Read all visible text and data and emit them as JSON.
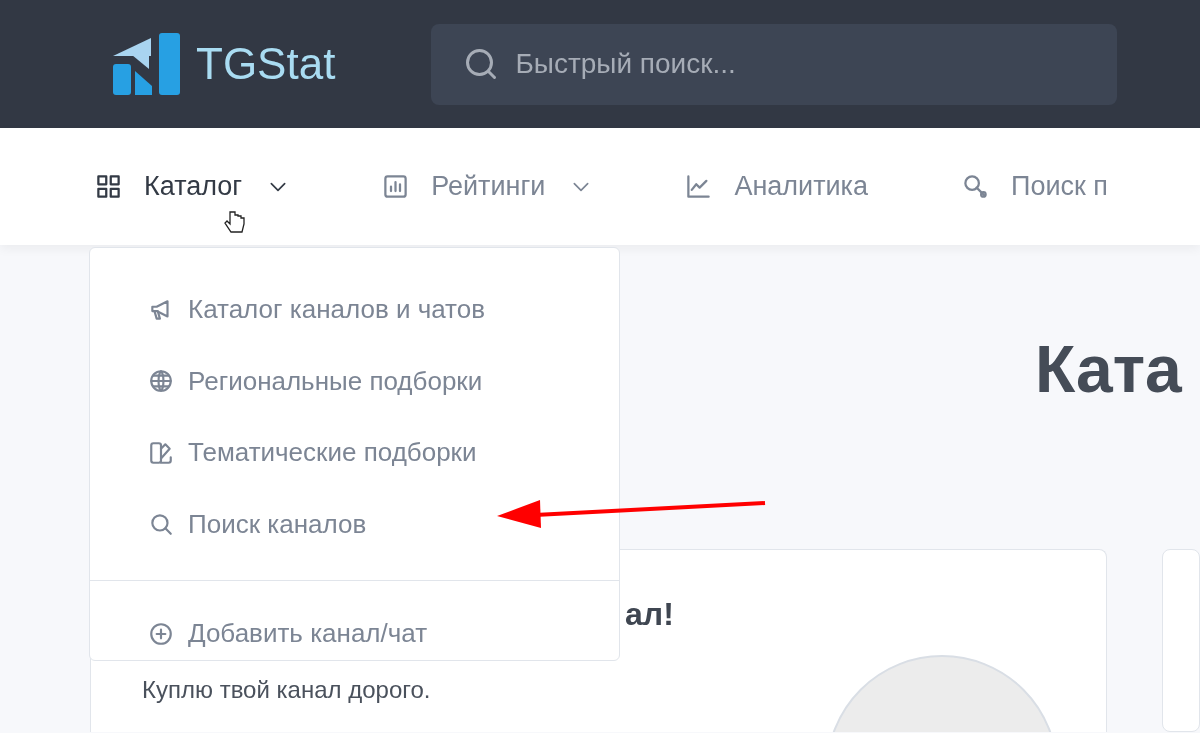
{
  "logo": {
    "text": "TGStat"
  },
  "search": {
    "placeholder": "Быстрый поиск..."
  },
  "nav": [
    {
      "label": "Каталог",
      "kind": "grid",
      "has_menu": true,
      "selected": true
    },
    {
      "label": "Рейтинги",
      "kind": "bars",
      "has_menu": true,
      "selected": false
    },
    {
      "label": "Аналитика",
      "kind": "chart",
      "has_menu": false,
      "selected": false
    },
    {
      "label": "Поиск п",
      "kind": "key",
      "has_menu": false,
      "selected": false
    }
  ],
  "dropdown": {
    "items": [
      {
        "label": "Каталог каналов и чатов",
        "kind": "megaphone"
      },
      {
        "label": "Региональные подборки",
        "kind": "globe"
      },
      {
        "label": "Тематические подборки",
        "kind": "swatch"
      },
      {
        "label": "Поиск каналов",
        "kind": "search"
      }
    ],
    "footer_item": {
      "label": "Добавить канал/чат",
      "kind": "plus"
    }
  },
  "page": {
    "heading": "Ката",
    "card": {
      "title": "ал!",
      "text": "Куплю твой канал дорого."
    }
  }
}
════════════════
_Objective_
All of the lines above should be printed exactly, minus the pictures.

_Worked answer_
Read all visible text and data and emit them as JSON.
{
  "logo": {
    "text": "TGStat"
  },
  "search": {
    "placeholder": "Быстрый поиск..."
  },
  "nav": [
    {
      "label": "Каталог",
      "kind": "grid",
      "has_menu": true,
      "selected": true
    },
    {
      "label": "Рейтинги",
      "kind": "bars",
      "has_menu": true,
      "selected": false
    },
    {
      "label": "Аналитика",
      "kind": "chart",
      "has_menu": false,
      "selected": false
    },
    {
      "label": "Поиск п",
      "kind": "key",
      "has_menu": false,
      "selected": false
    }
  ],
  "dropdown": {
    "items": [
      {
        "label": "Каталог каналов и чатов",
        "kind": "megaphone"
      },
      {
        "label": "Региональные подборки",
        "kind": "globe"
      },
      {
        "label": "Тематические подборки",
        "kind": "swatch"
      },
      {
        "label": "Поиск каналов",
        "kind": "search"
      }
    ],
    "footer_item": {
      "label": "Добавить канал/чат",
      "kind": "plus"
    }
  },
  "page": {
    "heading": "Ката",
    "card": {
      "title": "ал!",
      "text": "Куплю твой канал дорого."
    }
  }
}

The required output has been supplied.